*Task instructions*. Copy every line of these rows exactly as it appears, leaving the pictures out of your answer.

*Supplied records*.
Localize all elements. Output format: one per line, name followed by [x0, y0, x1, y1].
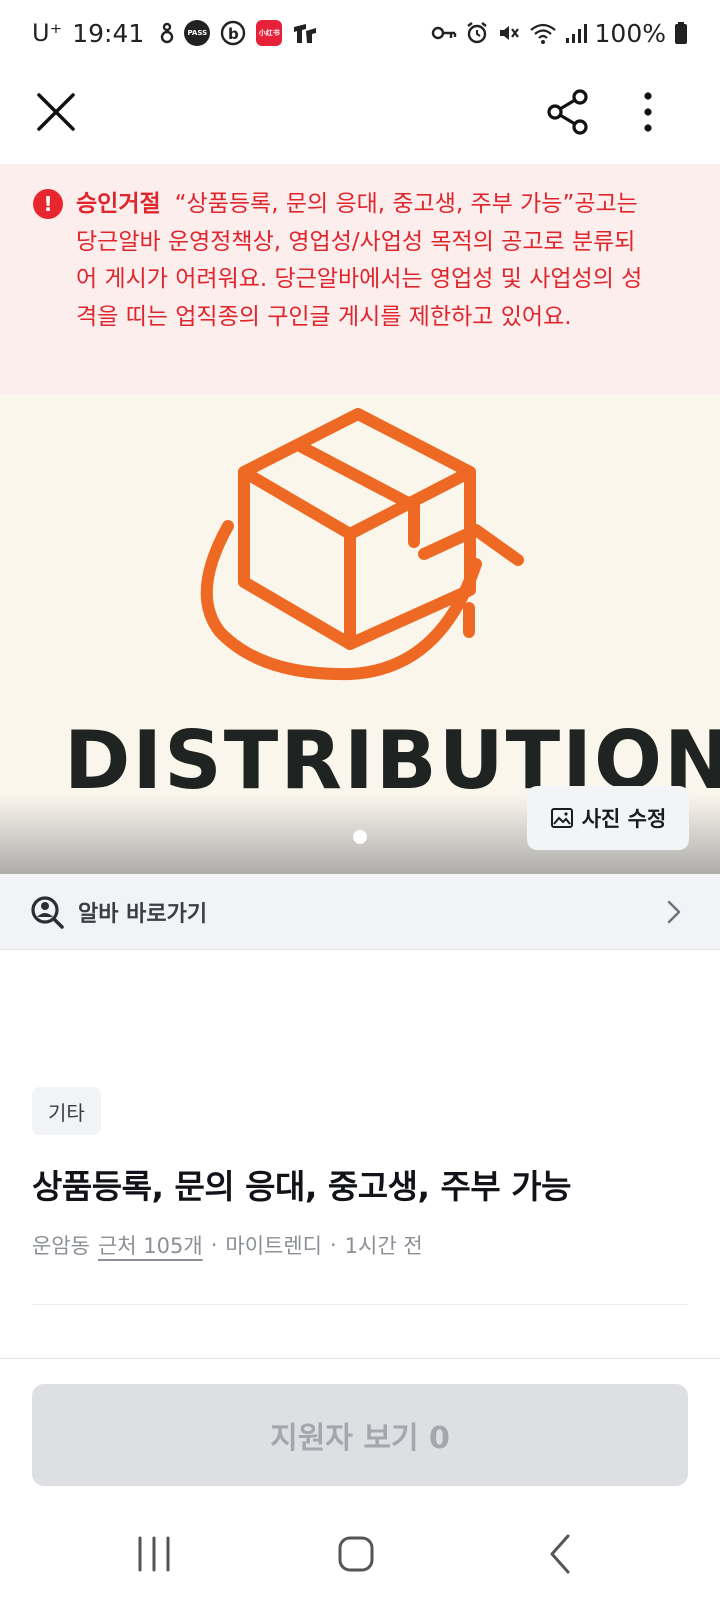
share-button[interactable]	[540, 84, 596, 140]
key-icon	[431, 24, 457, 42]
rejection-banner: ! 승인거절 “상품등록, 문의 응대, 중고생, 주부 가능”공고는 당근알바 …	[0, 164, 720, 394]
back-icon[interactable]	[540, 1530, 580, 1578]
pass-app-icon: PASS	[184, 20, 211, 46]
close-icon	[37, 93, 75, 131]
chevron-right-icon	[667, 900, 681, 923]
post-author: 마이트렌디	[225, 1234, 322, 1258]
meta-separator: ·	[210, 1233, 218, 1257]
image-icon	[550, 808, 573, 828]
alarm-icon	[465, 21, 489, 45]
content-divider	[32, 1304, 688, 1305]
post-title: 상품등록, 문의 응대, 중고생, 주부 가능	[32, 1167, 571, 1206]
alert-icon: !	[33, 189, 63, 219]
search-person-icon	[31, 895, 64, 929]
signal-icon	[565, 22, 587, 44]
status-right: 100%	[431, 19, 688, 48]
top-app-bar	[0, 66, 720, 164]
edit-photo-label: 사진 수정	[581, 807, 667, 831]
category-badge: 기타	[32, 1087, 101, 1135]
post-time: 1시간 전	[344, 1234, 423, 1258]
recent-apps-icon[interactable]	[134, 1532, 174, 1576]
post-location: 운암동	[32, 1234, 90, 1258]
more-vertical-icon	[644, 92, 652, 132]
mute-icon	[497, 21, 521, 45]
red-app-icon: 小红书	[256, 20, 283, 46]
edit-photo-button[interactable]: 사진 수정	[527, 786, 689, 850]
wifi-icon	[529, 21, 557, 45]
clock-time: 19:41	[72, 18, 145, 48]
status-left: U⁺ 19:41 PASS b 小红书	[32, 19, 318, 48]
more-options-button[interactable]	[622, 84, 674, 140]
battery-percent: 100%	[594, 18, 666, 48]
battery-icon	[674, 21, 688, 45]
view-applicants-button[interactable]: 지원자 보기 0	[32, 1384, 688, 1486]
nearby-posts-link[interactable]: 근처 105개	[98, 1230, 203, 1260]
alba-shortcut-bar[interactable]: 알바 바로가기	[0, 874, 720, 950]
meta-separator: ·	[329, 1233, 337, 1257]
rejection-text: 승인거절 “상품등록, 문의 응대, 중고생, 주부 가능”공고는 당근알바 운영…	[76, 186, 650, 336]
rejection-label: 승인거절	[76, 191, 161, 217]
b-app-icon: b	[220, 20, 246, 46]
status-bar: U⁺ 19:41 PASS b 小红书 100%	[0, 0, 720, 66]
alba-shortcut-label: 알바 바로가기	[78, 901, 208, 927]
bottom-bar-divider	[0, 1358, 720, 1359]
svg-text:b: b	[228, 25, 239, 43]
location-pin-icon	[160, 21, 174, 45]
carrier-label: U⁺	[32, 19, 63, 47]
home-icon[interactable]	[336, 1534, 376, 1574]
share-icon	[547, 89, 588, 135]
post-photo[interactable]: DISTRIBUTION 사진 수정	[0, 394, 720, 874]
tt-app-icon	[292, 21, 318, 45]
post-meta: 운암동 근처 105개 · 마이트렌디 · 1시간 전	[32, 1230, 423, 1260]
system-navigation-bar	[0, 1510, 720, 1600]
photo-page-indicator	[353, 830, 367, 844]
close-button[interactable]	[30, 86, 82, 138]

*Exercise output*.
Localize all elements. Output format: one per line, name followed by [x0, y0, x1, y1].
share-button[interactable]	[540, 84, 596, 140]
key-icon	[431, 24, 457, 42]
rejection-banner: ! 승인거절 “상품등록, 문의 응대, 중고생, 주부 가능”공고는 당근알바 …	[0, 164, 720, 394]
back-icon[interactable]	[540, 1530, 580, 1578]
pass-app-icon: PASS	[184, 20, 211, 46]
close-icon	[37, 93, 75, 131]
chevron-right-icon	[667, 900, 681, 923]
post-author: 마이트렌디	[225, 1234, 322, 1258]
meta-separator: ·	[210, 1233, 218, 1257]
image-icon	[550, 808, 573, 828]
alarm-icon	[465, 21, 489, 45]
content-divider	[32, 1304, 688, 1305]
post-title: 상품등록, 문의 응대, 중고생, 주부 가능	[32, 1167, 571, 1206]
alert-icon: !	[33, 189, 63, 219]
search-person-icon	[31, 895, 64, 929]
signal-icon	[565, 22, 587, 44]
status-right: 100%	[431, 19, 688, 48]
top-app-bar	[0, 66, 720, 164]
edit-photo-label: 사진 수정	[581, 807, 667, 831]
category-badge: 기타	[32, 1087, 101, 1135]
post-time: 1시간 전	[344, 1234, 423, 1258]
recent-apps-icon[interactable]	[134, 1532, 174, 1576]
post-location: 운암동	[32, 1234, 90, 1258]
more-vertical-icon	[644, 92, 652, 132]
mute-icon	[497, 21, 521, 45]
red-app-icon: 小红书	[256, 20, 283, 46]
edit-photo-button[interactable]: 사진 수정	[527, 786, 689, 850]
wifi-icon	[529, 21, 557, 45]
clock-time: 19:41	[72, 18, 145, 48]
status-left: U⁺ 19:41 PASS b 小红书	[32, 19, 318, 48]
more-options-button[interactable]	[622, 84, 674, 140]
battery-percent: 100%	[594, 18, 666, 48]
battery-icon	[674, 21, 688, 45]
view-applicants-button[interactable]: 지원자 보기 0	[32, 1384, 688, 1486]
nearby-posts-link[interactable]: 근처 105개	[98, 1230, 203, 1260]
alba-shortcut-bar[interactable]: 알바 바로가기	[0, 874, 720, 950]
meta-separator: ·	[329, 1233, 337, 1257]
rejection-text: 승인거절 “상품등록, 문의 응대, 중고생, 주부 가능”공고는 당근알바 운영…	[76, 186, 650, 336]
rejection-label: 승인거절	[76, 191, 161, 217]
b-app-icon: b	[220, 20, 246, 46]
status-bar: U⁺ 19:41 PASS b 小红书 100%	[0, 0, 720, 66]
alba-shortcut-label: 알바 바로가기	[78, 901, 208, 927]
bottom-bar-divider	[0, 1358, 720, 1359]
svg-text:b: b	[228, 25, 239, 43]
location-pin-icon	[160, 21, 174, 45]
carrier-label: U⁺	[32, 19, 63, 47]
home-icon[interactable]	[336, 1534, 376, 1574]
share-icon	[547, 89, 588, 135]
post-photo[interactable]: DISTRIBUTION 사진 수정	[0, 394, 720, 874]
tt-app-icon	[292, 21, 318, 45]
post-meta: 운암동 근처 105개 · 마이트렌디 · 1시간 전	[32, 1230, 423, 1260]
system-navigation-bar	[0, 1510, 720, 1600]
photo-page-indicator	[353, 830, 367, 844]
close-button[interactable]	[30, 86, 82, 138]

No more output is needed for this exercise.